START DATA SUPPLIED

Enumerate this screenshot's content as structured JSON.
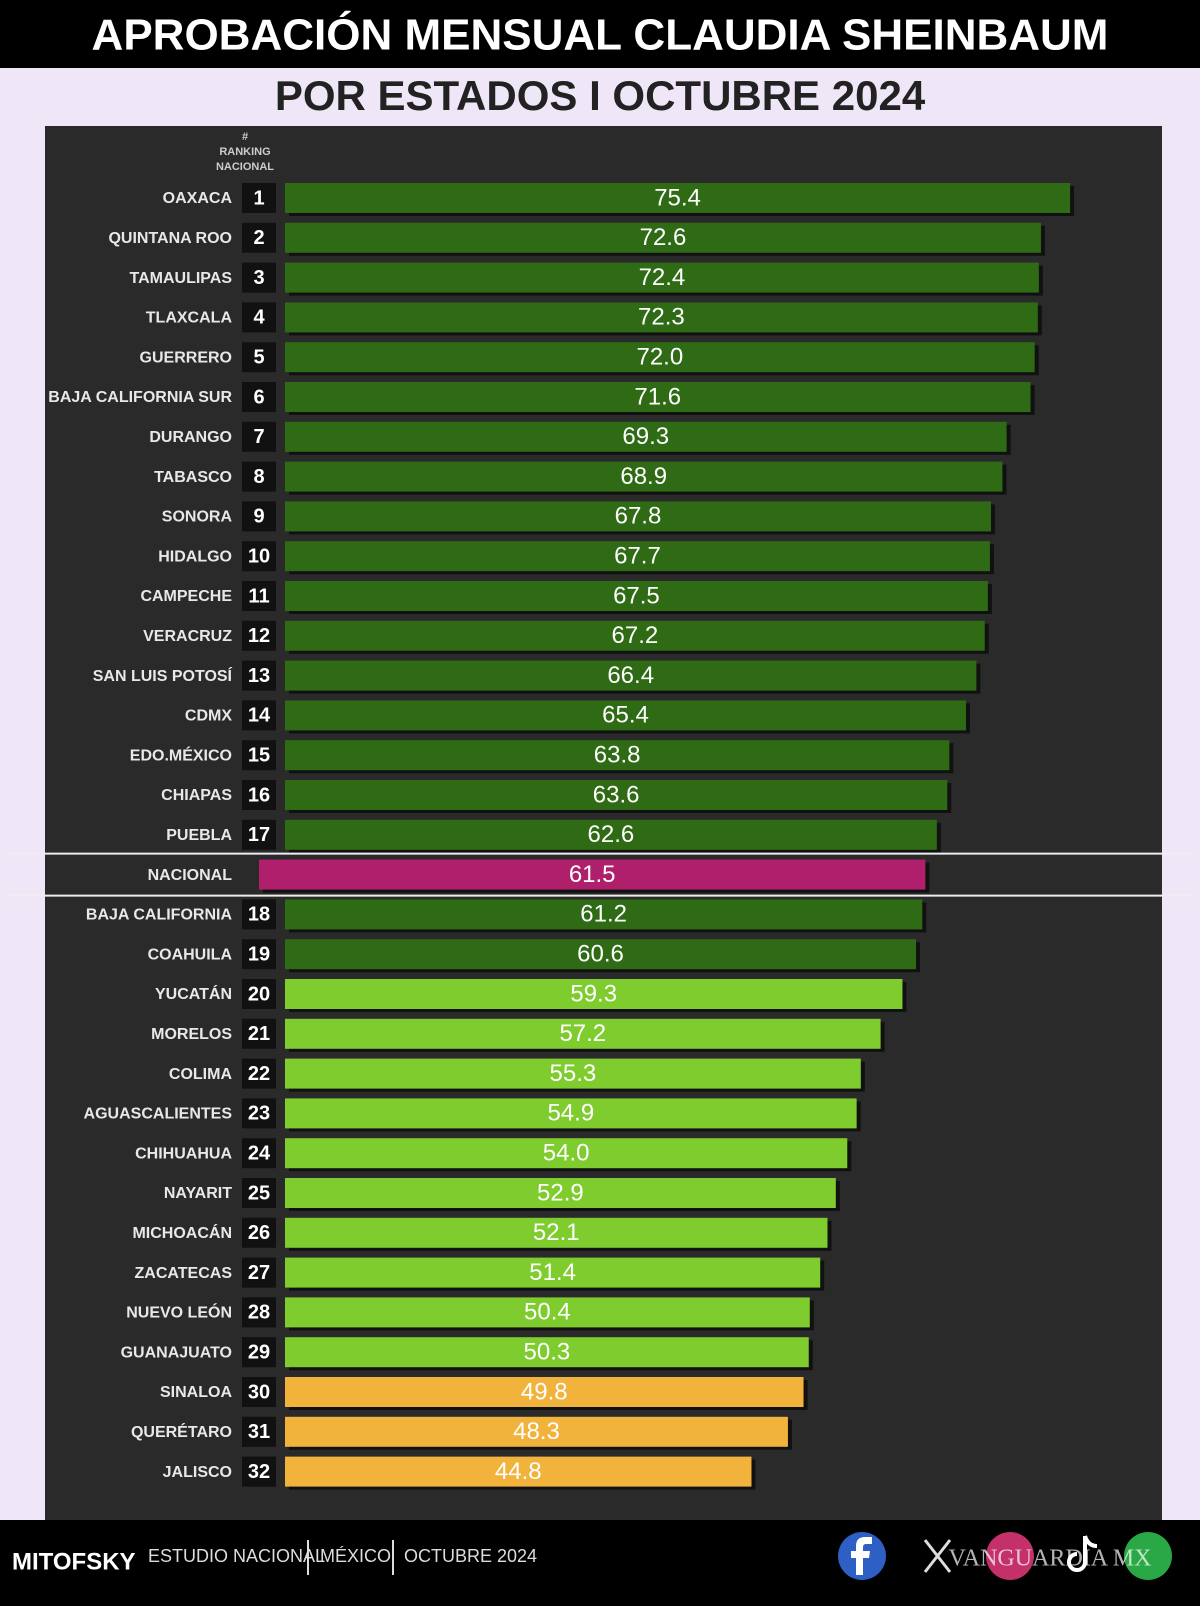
{
  "chart_data": {
    "type": "bar",
    "orientation": "horizontal",
    "title": "APROBACIÓN MENSUAL CLAUDIA SHEINBAUM",
    "subtitle": "POR ESTADOS I OCTUBRE 2024",
    "rank_header": "# RANKING NACIONAL",
    "categories": [
      "OAXACA",
      "QUINTANA ROO",
      "TAMAULIPAS",
      "TLAXCALA",
      "GUERRERO",
      "BAJA CALIFORNIA SUR",
      "DURANGO",
      "TABASCO",
      "SONORA",
      "HIDALGO",
      "CAMPECHE",
      "VERACRUZ",
      "SAN LUIS POTOSÍ",
      "CDMX",
      "EDO.MÉXICO",
      "CHIAPAS",
      "PUEBLA",
      "NACIONAL",
      "BAJA CALIFORNIA",
      "COAHUILA",
      "YUCATÁN",
      "MORELOS",
      "COLIMA",
      "AGUASCALIENTES",
      "CHIHUAHUA",
      "NAYARIT",
      "MICHOACÁN",
      "ZACATECAS",
      "NUEVO LEÓN",
      "GUANAJUATO",
      "SINALOA",
      "QUERÉTARO",
      "JALISCO"
    ],
    "ranks": [
      1,
      2,
      3,
      4,
      5,
      6,
      7,
      8,
      9,
      10,
      11,
      12,
      13,
      14,
      15,
      16,
      17,
      null,
      18,
      19,
      20,
      21,
      22,
      23,
      24,
      25,
      26,
      27,
      28,
      29,
      30,
      31,
      32
    ],
    "values": [
      75.4,
      72.6,
      72.4,
      72.3,
      72.0,
      71.6,
      69.3,
      68.9,
      67.8,
      67.7,
      67.5,
      67.2,
      66.4,
      65.4,
      63.8,
      63.6,
      62.6,
      61.5,
      61.2,
      60.6,
      59.3,
      57.2,
      55.3,
      54.9,
      54.0,
      52.9,
      52.1,
      51.4,
      50.4,
      50.3,
      49.8,
      48.3,
      44.8
    ],
    "value_labels": [
      "75.4",
      "72.6",
      "72.4",
      "72.3",
      "72.0",
      "71.6",
      "69.3",
      "68.9",
      "67.8",
      "67.7",
      "67.5",
      "67.2",
      "66.4",
      "65.4",
      "63.8",
      "63.6",
      "62.6",
      "61.5",
      "61.2",
      "60.6",
      "59.3",
      "57.2",
      "55.3",
      "54.9",
      "54.0",
      "52.9",
      "52.1",
      "51.4",
      "50.4",
      "50.3",
      "49.8",
      "48.3",
      "44.8"
    ],
    "colors": [
      "#2f6b14",
      "#2f6b14",
      "#2f6b14",
      "#2f6b14",
      "#2f6b14",
      "#2f6b14",
      "#2f6b14",
      "#2f6b14",
      "#2f6b14",
      "#2f6b14",
      "#2f6b14",
      "#2f6b14",
      "#2f6b14",
      "#2f6b14",
      "#2f6b14",
      "#2f6b14",
      "#2f6b14",
      "#b01f6b",
      "#2f6b14",
      "#2f6b14",
      "#7fcc2e",
      "#7fcc2e",
      "#7fcc2e",
      "#7fcc2e",
      "#7fcc2e",
      "#7fcc2e",
      "#7fcc2e",
      "#7fcc2e",
      "#7fcc2e",
      "#7fcc2e",
      "#f2b33c",
      "#f2b33c",
      "#f2b33c"
    ],
    "xlim": [
      0,
      80
    ],
    "footer": {
      "brand": "MITOFSKY",
      "study": "ESTUDIO NACIONAL",
      "place": "MÉXICO",
      "date": "OCTUBRE 2024",
      "watermark": "VANGUARDIA MX"
    }
  }
}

END DATA SUPPLIED

» EXERCISE BRIEF
Find each line holding "CALIFORNIA". Copy it out.

» THE ANSWER
      "BAJA CALIFORNIA SUR",
      "BAJA CALIFORNIA",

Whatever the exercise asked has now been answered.